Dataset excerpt

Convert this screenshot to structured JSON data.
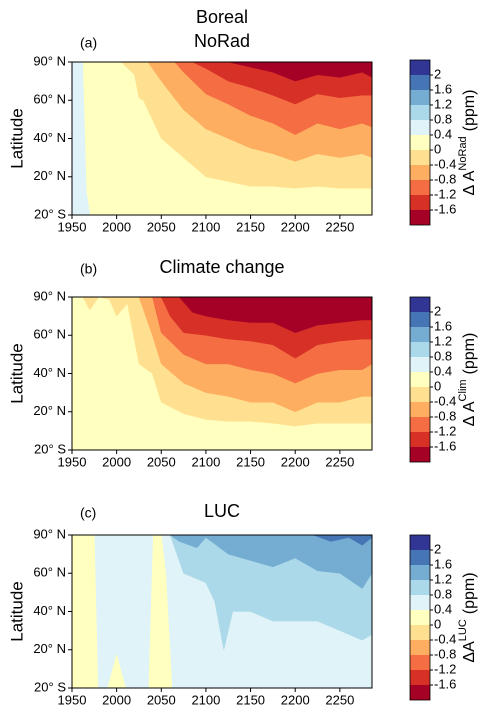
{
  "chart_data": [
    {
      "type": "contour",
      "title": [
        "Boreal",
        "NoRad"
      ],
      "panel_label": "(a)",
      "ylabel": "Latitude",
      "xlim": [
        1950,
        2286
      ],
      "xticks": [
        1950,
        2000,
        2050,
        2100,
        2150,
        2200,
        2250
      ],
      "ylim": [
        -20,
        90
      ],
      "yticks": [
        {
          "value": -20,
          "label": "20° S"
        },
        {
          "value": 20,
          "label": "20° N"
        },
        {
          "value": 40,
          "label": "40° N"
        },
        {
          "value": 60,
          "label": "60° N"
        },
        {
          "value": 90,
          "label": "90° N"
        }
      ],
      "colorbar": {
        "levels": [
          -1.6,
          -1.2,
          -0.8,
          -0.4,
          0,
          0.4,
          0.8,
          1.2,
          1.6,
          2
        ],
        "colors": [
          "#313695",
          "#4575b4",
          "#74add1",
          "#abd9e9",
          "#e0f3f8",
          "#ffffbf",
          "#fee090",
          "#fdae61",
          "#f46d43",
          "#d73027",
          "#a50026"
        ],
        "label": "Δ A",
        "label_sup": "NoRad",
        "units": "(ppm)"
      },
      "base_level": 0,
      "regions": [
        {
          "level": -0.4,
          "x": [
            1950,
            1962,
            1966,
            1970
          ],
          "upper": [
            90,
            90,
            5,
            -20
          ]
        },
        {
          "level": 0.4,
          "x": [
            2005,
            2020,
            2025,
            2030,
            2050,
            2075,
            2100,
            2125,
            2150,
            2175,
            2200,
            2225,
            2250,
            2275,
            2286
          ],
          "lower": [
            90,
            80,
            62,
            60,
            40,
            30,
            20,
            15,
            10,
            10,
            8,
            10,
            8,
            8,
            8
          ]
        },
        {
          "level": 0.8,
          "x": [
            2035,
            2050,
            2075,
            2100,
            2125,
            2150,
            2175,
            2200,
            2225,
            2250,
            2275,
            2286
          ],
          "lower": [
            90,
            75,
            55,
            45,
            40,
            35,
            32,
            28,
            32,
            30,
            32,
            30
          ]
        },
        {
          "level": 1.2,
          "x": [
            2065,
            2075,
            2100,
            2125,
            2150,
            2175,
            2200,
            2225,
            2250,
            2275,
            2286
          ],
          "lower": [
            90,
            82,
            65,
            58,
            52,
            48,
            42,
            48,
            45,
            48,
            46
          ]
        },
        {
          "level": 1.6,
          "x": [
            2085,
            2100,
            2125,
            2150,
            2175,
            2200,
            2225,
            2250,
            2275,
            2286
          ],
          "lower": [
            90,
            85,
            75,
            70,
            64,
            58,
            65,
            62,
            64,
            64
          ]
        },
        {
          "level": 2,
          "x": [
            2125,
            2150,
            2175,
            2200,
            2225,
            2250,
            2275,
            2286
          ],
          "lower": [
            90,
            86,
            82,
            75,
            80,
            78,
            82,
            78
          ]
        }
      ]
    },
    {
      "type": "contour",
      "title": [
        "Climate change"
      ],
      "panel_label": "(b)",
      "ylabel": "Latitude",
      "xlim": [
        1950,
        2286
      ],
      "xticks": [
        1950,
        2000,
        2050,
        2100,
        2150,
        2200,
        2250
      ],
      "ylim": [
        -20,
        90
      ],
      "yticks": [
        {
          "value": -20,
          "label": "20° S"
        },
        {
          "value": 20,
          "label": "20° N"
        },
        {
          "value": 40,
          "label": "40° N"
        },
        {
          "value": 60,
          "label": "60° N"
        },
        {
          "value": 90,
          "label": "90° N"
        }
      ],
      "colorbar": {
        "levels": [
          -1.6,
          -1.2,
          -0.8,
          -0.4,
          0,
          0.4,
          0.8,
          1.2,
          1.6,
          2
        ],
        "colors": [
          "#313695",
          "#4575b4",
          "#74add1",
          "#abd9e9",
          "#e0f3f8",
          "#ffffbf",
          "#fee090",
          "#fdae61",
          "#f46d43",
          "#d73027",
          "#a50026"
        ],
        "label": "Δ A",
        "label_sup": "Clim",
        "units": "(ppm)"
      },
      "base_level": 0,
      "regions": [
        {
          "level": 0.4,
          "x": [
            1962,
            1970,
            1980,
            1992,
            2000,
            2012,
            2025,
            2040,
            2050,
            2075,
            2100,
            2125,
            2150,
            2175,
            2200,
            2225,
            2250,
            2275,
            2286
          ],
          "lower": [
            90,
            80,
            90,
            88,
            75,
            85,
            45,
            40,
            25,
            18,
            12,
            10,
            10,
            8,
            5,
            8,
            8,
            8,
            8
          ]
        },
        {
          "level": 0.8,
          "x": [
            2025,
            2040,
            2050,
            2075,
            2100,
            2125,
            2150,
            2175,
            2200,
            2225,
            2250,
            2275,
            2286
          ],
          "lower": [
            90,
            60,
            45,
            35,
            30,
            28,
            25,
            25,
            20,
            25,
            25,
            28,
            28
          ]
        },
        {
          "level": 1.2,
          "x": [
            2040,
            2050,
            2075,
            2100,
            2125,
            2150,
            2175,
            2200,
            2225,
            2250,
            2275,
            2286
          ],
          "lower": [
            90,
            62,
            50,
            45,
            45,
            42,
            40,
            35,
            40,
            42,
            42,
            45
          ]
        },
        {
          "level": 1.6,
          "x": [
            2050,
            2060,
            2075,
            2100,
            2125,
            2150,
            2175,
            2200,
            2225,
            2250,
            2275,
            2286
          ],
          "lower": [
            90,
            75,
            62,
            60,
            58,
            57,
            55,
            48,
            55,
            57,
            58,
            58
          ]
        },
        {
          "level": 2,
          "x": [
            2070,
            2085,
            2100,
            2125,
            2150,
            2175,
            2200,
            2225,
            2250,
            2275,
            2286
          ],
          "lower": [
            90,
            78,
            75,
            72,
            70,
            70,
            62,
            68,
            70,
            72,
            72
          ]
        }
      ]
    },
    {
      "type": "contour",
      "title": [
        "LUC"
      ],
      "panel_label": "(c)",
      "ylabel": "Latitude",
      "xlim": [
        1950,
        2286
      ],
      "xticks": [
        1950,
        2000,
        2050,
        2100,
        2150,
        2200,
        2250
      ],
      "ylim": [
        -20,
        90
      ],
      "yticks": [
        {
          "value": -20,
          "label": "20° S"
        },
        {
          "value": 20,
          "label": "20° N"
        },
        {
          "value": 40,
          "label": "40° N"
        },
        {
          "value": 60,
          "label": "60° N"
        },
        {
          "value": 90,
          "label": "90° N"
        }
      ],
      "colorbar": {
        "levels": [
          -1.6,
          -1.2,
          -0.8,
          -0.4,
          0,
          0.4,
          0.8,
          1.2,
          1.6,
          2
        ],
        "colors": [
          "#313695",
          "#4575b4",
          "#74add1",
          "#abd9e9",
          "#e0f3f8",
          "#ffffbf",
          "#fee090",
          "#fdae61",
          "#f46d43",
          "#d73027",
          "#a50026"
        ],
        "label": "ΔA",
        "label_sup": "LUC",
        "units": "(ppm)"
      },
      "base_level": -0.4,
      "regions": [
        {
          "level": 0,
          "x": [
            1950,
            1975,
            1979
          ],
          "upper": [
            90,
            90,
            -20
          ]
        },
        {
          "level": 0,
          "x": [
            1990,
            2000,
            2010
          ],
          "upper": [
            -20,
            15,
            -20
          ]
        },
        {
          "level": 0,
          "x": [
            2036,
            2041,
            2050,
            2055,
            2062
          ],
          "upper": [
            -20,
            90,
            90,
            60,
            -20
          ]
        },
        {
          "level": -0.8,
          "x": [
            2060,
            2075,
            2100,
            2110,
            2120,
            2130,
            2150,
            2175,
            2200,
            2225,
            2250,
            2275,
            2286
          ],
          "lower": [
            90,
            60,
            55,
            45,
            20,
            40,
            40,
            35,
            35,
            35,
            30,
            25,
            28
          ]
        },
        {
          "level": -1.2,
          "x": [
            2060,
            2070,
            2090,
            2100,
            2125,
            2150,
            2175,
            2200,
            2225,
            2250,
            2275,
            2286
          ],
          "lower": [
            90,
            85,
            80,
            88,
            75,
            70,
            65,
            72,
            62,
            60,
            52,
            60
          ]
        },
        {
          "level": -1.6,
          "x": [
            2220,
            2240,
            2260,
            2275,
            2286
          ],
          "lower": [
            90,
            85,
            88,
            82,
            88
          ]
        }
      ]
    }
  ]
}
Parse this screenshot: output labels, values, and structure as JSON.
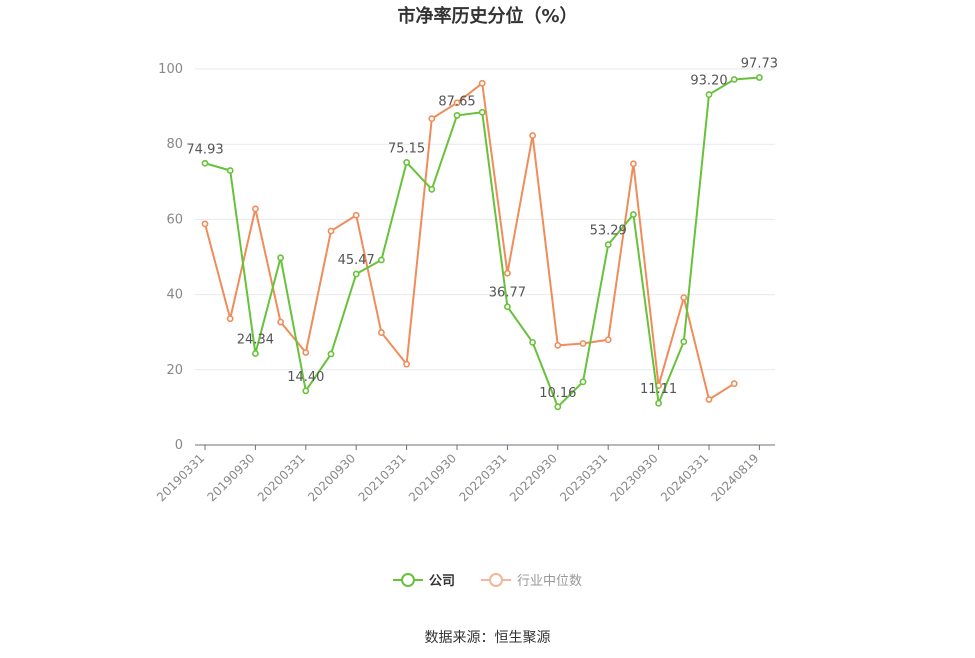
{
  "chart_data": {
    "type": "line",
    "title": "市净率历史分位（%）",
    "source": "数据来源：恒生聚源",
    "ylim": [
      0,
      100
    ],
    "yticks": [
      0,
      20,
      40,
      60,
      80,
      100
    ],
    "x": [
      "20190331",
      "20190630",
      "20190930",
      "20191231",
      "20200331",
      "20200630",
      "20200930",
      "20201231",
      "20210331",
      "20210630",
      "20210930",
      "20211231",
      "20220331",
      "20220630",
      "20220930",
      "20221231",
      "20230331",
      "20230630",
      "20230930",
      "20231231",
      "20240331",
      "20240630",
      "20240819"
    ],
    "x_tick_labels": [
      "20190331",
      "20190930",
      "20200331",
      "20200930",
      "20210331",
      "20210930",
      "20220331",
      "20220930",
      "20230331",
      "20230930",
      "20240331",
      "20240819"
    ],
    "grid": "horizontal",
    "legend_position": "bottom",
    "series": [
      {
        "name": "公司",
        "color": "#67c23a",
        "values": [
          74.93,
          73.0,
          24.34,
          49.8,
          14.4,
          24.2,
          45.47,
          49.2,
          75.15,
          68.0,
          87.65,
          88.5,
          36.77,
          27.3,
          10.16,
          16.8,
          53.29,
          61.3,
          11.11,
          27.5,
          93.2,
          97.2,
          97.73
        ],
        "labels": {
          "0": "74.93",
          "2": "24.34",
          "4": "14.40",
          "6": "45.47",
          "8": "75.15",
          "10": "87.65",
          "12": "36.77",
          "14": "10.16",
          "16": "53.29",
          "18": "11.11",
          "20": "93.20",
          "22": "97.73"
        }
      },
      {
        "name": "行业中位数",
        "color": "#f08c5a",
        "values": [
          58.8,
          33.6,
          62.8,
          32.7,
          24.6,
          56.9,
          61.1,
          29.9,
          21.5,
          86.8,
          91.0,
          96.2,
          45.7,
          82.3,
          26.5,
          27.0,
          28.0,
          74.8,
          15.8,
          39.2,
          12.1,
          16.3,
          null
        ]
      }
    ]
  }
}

What this task involves: Write out every line from the entries where "JSON" appears.

Result of this exercise:
Convert this screenshot to structured JSON data.
Parse this screenshot: output labels, values, and structure as JSON.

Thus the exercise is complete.